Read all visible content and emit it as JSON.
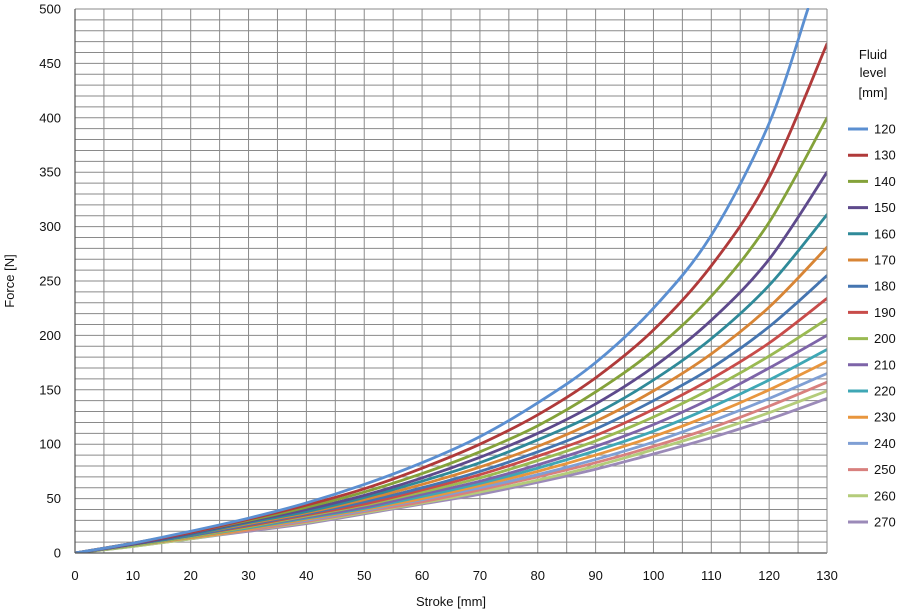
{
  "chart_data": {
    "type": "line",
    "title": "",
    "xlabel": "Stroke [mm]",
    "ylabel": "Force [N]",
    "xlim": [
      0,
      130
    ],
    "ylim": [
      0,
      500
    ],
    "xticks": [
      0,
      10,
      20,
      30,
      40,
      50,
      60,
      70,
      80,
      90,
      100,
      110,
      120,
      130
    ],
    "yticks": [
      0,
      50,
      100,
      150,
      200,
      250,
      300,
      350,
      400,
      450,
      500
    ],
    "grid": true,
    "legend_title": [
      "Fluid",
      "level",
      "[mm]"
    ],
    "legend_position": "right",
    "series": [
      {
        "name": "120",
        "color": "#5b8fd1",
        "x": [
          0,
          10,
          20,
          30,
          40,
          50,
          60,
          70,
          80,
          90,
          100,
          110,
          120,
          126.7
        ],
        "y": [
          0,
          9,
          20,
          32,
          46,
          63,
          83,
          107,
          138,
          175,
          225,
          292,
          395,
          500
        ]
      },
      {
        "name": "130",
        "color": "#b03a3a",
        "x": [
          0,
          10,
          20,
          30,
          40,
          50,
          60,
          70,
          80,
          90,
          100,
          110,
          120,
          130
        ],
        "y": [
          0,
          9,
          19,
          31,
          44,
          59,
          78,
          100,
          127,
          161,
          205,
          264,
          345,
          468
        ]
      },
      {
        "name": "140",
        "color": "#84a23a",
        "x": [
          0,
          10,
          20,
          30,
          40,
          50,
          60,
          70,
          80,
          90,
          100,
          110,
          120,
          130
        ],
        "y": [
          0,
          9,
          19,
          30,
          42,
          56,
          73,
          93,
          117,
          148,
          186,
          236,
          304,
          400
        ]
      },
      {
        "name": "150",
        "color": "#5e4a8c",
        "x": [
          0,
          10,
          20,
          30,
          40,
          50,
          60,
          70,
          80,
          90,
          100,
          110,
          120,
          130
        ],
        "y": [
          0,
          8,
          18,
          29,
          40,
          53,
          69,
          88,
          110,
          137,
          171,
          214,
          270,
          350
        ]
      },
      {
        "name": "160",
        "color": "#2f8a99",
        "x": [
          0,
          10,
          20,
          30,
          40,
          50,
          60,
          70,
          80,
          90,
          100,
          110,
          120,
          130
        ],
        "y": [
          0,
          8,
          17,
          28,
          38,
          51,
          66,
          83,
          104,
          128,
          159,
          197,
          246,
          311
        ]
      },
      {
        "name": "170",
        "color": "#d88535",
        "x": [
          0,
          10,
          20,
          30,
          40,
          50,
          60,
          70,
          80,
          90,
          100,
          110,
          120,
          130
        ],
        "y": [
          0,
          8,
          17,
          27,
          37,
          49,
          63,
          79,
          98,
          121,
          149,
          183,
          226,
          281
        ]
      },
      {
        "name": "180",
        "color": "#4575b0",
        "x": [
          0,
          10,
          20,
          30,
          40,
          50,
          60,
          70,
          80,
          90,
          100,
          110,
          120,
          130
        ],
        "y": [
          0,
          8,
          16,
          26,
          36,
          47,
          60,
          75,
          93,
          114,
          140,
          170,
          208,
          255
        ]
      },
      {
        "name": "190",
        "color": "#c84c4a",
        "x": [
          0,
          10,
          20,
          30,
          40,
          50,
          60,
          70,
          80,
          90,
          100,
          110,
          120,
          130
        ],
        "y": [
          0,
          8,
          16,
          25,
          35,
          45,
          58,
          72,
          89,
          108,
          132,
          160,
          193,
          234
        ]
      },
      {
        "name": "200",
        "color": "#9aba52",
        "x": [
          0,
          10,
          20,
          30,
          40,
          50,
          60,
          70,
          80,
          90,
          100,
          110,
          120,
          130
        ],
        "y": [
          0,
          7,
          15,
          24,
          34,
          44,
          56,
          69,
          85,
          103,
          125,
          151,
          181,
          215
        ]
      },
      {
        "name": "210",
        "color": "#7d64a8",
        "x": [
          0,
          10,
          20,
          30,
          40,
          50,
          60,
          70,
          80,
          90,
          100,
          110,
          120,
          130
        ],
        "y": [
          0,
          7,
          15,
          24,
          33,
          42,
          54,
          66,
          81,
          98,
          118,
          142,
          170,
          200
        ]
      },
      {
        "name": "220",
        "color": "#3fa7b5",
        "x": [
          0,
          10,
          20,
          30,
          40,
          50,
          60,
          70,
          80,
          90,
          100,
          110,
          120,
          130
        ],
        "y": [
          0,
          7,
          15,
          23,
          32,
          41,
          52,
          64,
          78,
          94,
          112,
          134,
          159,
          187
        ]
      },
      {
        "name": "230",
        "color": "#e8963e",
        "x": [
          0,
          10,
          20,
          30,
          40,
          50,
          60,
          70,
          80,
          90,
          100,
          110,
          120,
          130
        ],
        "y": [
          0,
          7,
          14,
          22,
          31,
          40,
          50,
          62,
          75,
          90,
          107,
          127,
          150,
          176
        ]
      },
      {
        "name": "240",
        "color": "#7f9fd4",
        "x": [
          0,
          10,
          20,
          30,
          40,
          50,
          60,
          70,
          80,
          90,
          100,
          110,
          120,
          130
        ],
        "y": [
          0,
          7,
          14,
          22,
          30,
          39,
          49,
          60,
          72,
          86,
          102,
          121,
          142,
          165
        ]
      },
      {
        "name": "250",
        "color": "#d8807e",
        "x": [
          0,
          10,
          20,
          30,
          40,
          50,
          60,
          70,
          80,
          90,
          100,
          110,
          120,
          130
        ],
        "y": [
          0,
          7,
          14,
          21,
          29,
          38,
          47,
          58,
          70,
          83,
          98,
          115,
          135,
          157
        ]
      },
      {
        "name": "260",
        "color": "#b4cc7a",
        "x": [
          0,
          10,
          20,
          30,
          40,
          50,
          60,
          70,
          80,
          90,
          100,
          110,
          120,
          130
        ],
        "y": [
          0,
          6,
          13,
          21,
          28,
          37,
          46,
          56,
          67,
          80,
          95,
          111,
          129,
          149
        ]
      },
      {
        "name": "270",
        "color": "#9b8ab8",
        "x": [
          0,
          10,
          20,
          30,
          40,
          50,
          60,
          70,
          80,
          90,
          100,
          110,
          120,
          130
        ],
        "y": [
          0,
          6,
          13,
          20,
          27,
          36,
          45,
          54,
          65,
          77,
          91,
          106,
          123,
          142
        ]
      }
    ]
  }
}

━━━━

▸ **Stated goal**: Copy the records above exactly. The pictures are not part of the copy.

▸ **Finished answer**:
Read all visible content and emit it as JSON.
{
  "chart_data": {
    "type": "line",
    "title": "",
    "xlabel": "Stroke [mm]",
    "ylabel": "Force [N]",
    "xlim": [
      0,
      130
    ],
    "ylim": [
      0,
      500
    ],
    "xticks": [
      0,
      10,
      20,
      30,
      40,
      50,
      60,
      70,
      80,
      90,
      100,
      110,
      120,
      130
    ],
    "yticks": [
      0,
      50,
      100,
      150,
      200,
      250,
      300,
      350,
      400,
      450,
      500
    ],
    "grid": true,
    "legend_title": [
      "Fluid",
      "level",
      "[mm]"
    ],
    "legend_position": "right",
    "series": [
      {
        "name": "120",
        "color": "#5b8fd1",
        "x": [
          0,
          10,
          20,
          30,
          40,
          50,
          60,
          70,
          80,
          90,
          100,
          110,
          120,
          126.7
        ],
        "y": [
          0,
          9,
          20,
          32,
          46,
          63,
          83,
          107,
          138,
          175,
          225,
          292,
          395,
          500
        ]
      },
      {
        "name": "130",
        "color": "#b03a3a",
        "x": [
          0,
          10,
          20,
          30,
          40,
          50,
          60,
          70,
          80,
          90,
          100,
          110,
          120,
          130
        ],
        "y": [
          0,
          9,
          19,
          31,
          44,
          59,
          78,
          100,
          127,
          161,
          205,
          264,
          345,
          468
        ]
      },
      {
        "name": "140",
        "color": "#84a23a",
        "x": [
          0,
          10,
          20,
          30,
          40,
          50,
          60,
          70,
          80,
          90,
          100,
          110,
          120,
          130
        ],
        "y": [
          0,
          9,
          19,
          30,
          42,
          56,
          73,
          93,
          117,
          148,
          186,
          236,
          304,
          400
        ]
      },
      {
        "name": "150",
        "color": "#5e4a8c",
        "x": [
          0,
          10,
          20,
          30,
          40,
          50,
          60,
          70,
          80,
          90,
          100,
          110,
          120,
          130
        ],
        "y": [
          0,
          8,
          18,
          29,
          40,
          53,
          69,
          88,
          110,
          137,
          171,
          214,
          270,
          350
        ]
      },
      {
        "name": "160",
        "color": "#2f8a99",
        "x": [
          0,
          10,
          20,
          30,
          40,
          50,
          60,
          70,
          80,
          90,
          100,
          110,
          120,
          130
        ],
        "y": [
          0,
          8,
          17,
          28,
          38,
          51,
          66,
          83,
          104,
          128,
          159,
          197,
          246,
          311
        ]
      },
      {
        "name": "170",
        "color": "#d88535",
        "x": [
          0,
          10,
          20,
          30,
          40,
          50,
          60,
          70,
          80,
          90,
          100,
          110,
          120,
          130
        ],
        "y": [
          0,
          8,
          17,
          27,
          37,
          49,
          63,
          79,
          98,
          121,
          149,
          183,
          226,
          281
        ]
      },
      {
        "name": "180",
        "color": "#4575b0",
        "x": [
          0,
          10,
          20,
          30,
          40,
          50,
          60,
          70,
          80,
          90,
          100,
          110,
          120,
          130
        ],
        "y": [
          0,
          8,
          16,
          26,
          36,
          47,
          60,
          75,
          93,
          114,
          140,
          170,
          208,
          255
        ]
      },
      {
        "name": "190",
        "color": "#c84c4a",
        "x": [
          0,
          10,
          20,
          30,
          40,
          50,
          60,
          70,
          80,
          90,
          100,
          110,
          120,
          130
        ],
        "y": [
          0,
          8,
          16,
          25,
          35,
          45,
          58,
          72,
          89,
          108,
          132,
          160,
          193,
          234
        ]
      },
      {
        "name": "200",
        "color": "#9aba52",
        "x": [
          0,
          10,
          20,
          30,
          40,
          50,
          60,
          70,
          80,
          90,
          100,
          110,
          120,
          130
        ],
        "y": [
          0,
          7,
          15,
          24,
          34,
          44,
          56,
          69,
          85,
          103,
          125,
          151,
          181,
          215
        ]
      },
      {
        "name": "210",
        "color": "#7d64a8",
        "x": [
          0,
          10,
          20,
          30,
          40,
          50,
          60,
          70,
          80,
          90,
          100,
          110,
          120,
          130
        ],
        "y": [
          0,
          7,
          15,
          24,
          33,
          42,
          54,
          66,
          81,
          98,
          118,
          142,
          170,
          200
        ]
      },
      {
        "name": "220",
        "color": "#3fa7b5",
        "x": [
          0,
          10,
          20,
          30,
          40,
          50,
          60,
          70,
          80,
          90,
          100,
          110,
          120,
          130
        ],
        "y": [
          0,
          7,
          15,
          23,
          32,
          41,
          52,
          64,
          78,
          94,
          112,
          134,
          159,
          187
        ]
      },
      {
        "name": "230",
        "color": "#e8963e",
        "x": [
          0,
          10,
          20,
          30,
          40,
          50,
          60,
          70,
          80,
          90,
          100,
          110,
          120,
          130
        ],
        "y": [
          0,
          7,
          14,
          22,
          31,
          40,
          50,
          62,
          75,
          90,
          107,
          127,
          150,
          176
        ]
      },
      {
        "name": "240",
        "color": "#7f9fd4",
        "x": [
          0,
          10,
          20,
          30,
          40,
          50,
          60,
          70,
          80,
          90,
          100,
          110,
          120,
          130
        ],
        "y": [
          0,
          7,
          14,
          22,
          30,
          39,
          49,
          60,
          72,
          86,
          102,
          121,
          142,
          165
        ]
      },
      {
        "name": "250",
        "color": "#d8807e",
        "x": [
          0,
          10,
          20,
          30,
          40,
          50,
          60,
          70,
          80,
          90,
          100,
          110,
          120,
          130
        ],
        "y": [
          0,
          7,
          14,
          21,
          29,
          38,
          47,
          58,
          70,
          83,
          98,
          115,
          135,
          157
        ]
      },
      {
        "name": "260",
        "color": "#b4cc7a",
        "x": [
          0,
          10,
          20,
          30,
          40,
          50,
          60,
          70,
          80,
          90,
          100,
          110,
          120,
          130
        ],
        "y": [
          0,
          6,
          13,
          21,
          28,
          37,
          46,
          56,
          67,
          80,
          95,
          111,
          129,
          149
        ]
      },
      {
        "name": "270",
        "color": "#9b8ab8",
        "x": [
          0,
          10,
          20,
          30,
          40,
          50,
          60,
          70,
          80,
          90,
          100,
          110,
          120,
          130
        ],
        "y": [
          0,
          6,
          13,
          20,
          27,
          36,
          45,
          54,
          65,
          77,
          91,
          106,
          123,
          142
        ]
      }
    ]
  }
}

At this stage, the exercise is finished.